#### What you should do
Using the listing below, report all lines holding the word "Misspelling".

#### Extracted entries
---+---
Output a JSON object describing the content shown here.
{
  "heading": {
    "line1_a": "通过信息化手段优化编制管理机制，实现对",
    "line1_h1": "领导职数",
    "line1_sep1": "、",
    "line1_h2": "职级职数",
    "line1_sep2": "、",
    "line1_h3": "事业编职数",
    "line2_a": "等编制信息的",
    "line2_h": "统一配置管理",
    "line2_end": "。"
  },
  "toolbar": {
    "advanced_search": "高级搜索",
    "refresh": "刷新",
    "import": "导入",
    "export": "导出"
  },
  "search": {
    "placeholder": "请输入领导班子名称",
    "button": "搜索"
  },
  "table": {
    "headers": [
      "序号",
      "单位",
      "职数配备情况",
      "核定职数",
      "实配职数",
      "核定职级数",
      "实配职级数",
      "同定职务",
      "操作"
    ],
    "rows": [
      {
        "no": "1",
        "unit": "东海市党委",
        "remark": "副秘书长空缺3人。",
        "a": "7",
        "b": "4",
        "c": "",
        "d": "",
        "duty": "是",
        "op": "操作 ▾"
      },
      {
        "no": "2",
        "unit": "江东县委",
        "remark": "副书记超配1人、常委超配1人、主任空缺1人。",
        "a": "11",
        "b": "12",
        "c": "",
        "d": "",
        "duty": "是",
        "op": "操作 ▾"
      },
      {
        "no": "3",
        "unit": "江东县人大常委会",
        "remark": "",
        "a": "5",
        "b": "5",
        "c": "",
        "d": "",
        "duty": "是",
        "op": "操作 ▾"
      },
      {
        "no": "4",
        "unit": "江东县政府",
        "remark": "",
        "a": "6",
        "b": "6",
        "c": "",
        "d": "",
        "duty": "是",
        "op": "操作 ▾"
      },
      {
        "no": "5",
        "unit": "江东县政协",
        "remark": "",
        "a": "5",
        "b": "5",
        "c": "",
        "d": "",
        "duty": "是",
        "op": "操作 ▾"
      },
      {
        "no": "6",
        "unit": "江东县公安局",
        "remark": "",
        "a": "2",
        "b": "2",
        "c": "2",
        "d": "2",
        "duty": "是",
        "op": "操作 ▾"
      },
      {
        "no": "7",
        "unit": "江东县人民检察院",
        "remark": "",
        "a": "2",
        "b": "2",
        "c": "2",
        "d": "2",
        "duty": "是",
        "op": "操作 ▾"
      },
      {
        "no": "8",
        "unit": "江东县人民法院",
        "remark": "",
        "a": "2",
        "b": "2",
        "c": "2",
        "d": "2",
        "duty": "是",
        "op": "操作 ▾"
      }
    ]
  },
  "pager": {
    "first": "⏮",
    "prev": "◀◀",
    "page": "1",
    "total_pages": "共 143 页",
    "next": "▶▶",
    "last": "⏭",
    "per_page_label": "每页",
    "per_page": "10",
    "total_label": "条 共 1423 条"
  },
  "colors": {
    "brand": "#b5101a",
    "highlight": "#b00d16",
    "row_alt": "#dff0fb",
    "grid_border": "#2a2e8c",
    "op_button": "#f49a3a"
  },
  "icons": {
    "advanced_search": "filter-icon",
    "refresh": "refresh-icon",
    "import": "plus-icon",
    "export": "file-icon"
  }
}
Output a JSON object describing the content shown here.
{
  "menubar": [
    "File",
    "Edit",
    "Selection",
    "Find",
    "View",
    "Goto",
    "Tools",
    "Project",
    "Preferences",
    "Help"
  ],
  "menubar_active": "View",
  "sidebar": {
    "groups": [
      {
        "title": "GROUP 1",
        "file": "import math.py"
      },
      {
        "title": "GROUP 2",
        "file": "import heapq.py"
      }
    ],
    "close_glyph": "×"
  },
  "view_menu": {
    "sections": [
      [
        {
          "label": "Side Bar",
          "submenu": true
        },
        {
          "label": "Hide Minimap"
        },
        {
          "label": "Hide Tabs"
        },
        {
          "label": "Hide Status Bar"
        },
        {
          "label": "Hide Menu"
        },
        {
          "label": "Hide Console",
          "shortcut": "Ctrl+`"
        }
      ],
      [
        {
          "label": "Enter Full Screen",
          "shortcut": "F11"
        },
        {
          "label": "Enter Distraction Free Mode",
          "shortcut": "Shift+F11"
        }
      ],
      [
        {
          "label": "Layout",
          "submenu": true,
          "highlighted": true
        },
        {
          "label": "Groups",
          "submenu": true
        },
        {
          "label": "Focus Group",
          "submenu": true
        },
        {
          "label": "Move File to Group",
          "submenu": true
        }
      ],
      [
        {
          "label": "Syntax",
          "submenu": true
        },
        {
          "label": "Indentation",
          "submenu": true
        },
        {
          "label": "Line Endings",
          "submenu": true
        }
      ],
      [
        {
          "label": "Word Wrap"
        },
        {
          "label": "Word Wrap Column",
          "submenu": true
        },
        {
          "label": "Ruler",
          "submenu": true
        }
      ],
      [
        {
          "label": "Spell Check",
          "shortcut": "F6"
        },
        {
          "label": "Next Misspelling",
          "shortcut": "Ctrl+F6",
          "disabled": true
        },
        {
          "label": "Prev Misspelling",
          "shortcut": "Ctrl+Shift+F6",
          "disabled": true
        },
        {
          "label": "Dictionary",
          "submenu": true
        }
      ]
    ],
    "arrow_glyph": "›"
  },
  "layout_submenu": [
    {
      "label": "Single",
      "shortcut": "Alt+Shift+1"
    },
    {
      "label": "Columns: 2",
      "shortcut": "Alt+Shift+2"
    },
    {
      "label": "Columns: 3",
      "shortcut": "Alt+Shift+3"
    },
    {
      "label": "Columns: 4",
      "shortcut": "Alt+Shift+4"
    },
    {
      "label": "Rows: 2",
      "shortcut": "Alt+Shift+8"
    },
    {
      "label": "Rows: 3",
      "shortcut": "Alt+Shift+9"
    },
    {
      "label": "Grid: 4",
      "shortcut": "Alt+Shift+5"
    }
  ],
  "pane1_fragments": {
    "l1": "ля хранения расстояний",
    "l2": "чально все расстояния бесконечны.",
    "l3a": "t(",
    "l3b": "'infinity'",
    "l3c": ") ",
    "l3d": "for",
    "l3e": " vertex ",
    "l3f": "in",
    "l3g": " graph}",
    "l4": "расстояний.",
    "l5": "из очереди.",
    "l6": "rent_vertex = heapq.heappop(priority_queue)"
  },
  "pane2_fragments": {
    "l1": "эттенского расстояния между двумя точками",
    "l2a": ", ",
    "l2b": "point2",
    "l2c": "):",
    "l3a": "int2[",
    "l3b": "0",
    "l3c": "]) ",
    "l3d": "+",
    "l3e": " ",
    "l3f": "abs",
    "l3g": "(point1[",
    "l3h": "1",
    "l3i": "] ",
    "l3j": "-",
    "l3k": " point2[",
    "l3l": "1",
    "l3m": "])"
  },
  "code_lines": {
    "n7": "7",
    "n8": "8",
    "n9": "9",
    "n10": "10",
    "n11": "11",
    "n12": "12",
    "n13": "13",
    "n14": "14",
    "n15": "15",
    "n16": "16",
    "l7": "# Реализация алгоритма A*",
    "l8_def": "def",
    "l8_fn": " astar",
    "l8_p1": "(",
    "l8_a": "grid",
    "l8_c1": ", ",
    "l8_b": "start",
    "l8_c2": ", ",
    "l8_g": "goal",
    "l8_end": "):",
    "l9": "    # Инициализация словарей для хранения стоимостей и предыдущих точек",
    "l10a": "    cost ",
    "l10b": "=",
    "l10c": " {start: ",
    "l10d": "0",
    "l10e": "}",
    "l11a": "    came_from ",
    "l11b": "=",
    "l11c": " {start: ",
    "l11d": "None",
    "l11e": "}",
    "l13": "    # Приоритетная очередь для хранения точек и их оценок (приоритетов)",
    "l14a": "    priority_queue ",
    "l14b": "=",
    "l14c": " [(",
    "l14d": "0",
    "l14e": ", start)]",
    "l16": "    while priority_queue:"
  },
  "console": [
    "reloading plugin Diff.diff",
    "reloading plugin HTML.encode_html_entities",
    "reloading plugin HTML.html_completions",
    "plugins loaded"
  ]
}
---+---
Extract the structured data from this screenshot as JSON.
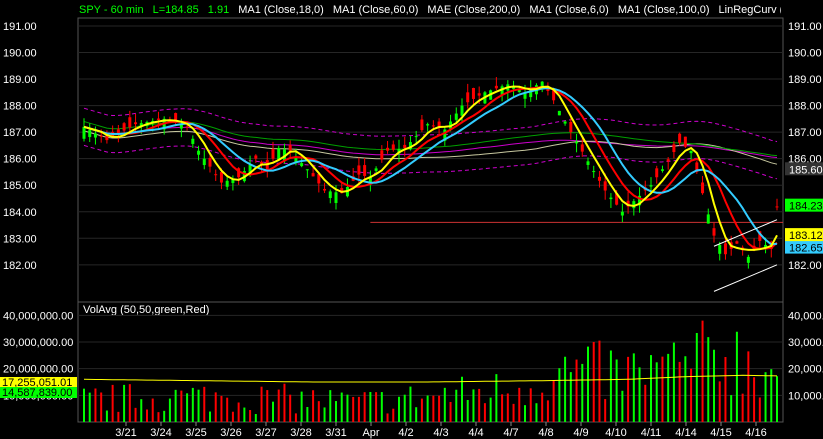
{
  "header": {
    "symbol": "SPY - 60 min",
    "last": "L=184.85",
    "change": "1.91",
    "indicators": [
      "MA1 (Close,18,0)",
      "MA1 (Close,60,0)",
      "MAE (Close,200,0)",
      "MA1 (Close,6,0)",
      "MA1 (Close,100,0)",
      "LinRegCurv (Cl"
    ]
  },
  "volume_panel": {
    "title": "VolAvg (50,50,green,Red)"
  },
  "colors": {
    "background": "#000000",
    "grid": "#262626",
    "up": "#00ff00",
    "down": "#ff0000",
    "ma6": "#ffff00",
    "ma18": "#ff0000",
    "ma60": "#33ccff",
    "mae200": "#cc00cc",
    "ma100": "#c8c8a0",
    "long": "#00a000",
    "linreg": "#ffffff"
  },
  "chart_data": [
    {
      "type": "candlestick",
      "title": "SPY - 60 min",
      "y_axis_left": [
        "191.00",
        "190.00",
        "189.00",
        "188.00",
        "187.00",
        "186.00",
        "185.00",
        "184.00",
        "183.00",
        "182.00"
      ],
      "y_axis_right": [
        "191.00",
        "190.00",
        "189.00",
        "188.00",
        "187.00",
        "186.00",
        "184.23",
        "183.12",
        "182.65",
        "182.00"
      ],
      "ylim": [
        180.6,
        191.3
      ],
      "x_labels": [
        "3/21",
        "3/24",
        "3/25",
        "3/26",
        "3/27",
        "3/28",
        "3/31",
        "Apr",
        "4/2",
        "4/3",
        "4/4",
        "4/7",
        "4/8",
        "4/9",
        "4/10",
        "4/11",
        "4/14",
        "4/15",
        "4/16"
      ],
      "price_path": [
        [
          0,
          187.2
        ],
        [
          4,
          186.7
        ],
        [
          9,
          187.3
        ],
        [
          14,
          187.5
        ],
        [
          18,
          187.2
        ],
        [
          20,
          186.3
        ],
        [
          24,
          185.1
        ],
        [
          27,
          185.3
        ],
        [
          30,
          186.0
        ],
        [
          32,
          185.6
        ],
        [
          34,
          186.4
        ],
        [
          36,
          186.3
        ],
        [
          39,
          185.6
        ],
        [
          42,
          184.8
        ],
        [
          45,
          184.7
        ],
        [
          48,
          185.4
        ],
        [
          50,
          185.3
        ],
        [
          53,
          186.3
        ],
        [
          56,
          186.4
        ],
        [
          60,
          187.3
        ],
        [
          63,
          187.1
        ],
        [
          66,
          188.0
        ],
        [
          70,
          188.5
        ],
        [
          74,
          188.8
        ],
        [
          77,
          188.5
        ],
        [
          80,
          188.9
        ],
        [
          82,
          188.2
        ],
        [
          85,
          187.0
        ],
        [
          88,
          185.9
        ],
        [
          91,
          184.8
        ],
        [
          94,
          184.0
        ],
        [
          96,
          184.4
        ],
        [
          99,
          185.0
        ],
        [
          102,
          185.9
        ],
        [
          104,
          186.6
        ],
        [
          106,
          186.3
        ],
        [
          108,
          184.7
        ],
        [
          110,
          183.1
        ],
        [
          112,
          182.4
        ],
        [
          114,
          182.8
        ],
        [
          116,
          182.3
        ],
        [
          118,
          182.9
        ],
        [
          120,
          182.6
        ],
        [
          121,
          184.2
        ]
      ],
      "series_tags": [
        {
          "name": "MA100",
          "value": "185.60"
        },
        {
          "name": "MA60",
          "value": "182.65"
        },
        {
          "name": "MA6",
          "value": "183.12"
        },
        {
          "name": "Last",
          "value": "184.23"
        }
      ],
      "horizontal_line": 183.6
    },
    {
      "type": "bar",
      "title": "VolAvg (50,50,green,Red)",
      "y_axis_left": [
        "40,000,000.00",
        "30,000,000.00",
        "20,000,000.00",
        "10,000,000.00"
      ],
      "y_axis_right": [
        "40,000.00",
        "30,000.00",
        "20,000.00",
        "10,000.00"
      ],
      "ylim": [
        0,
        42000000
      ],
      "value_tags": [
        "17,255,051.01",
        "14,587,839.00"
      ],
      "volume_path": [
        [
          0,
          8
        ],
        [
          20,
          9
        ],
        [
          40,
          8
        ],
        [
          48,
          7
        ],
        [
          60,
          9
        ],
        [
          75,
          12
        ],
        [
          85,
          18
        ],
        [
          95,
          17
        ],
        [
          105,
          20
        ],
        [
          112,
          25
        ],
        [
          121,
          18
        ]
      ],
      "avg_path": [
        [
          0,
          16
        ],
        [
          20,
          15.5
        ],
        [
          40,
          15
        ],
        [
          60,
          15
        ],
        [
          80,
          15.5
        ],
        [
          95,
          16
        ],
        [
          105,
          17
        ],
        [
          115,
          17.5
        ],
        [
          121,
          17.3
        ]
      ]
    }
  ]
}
---+---
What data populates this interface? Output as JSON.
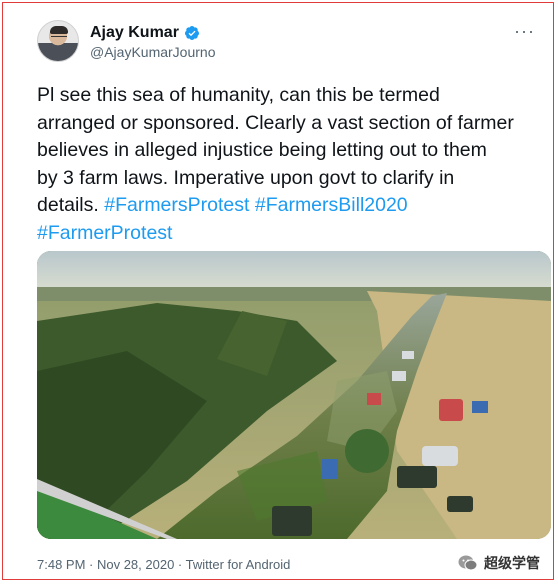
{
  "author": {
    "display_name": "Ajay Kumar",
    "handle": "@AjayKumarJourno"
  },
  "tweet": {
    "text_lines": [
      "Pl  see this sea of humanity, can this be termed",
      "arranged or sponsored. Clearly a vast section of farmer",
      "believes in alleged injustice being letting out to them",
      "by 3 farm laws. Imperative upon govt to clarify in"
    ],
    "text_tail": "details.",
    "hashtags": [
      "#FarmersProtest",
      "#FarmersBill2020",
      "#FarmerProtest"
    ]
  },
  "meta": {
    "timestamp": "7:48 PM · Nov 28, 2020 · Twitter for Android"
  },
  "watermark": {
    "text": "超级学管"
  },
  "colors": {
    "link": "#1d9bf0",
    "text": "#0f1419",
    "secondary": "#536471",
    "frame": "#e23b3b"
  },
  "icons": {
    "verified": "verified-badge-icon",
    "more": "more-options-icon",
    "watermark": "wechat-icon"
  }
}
---+---
#### Task result
          "label": "Next Misspelling",
          "label": "Prev Misspelling",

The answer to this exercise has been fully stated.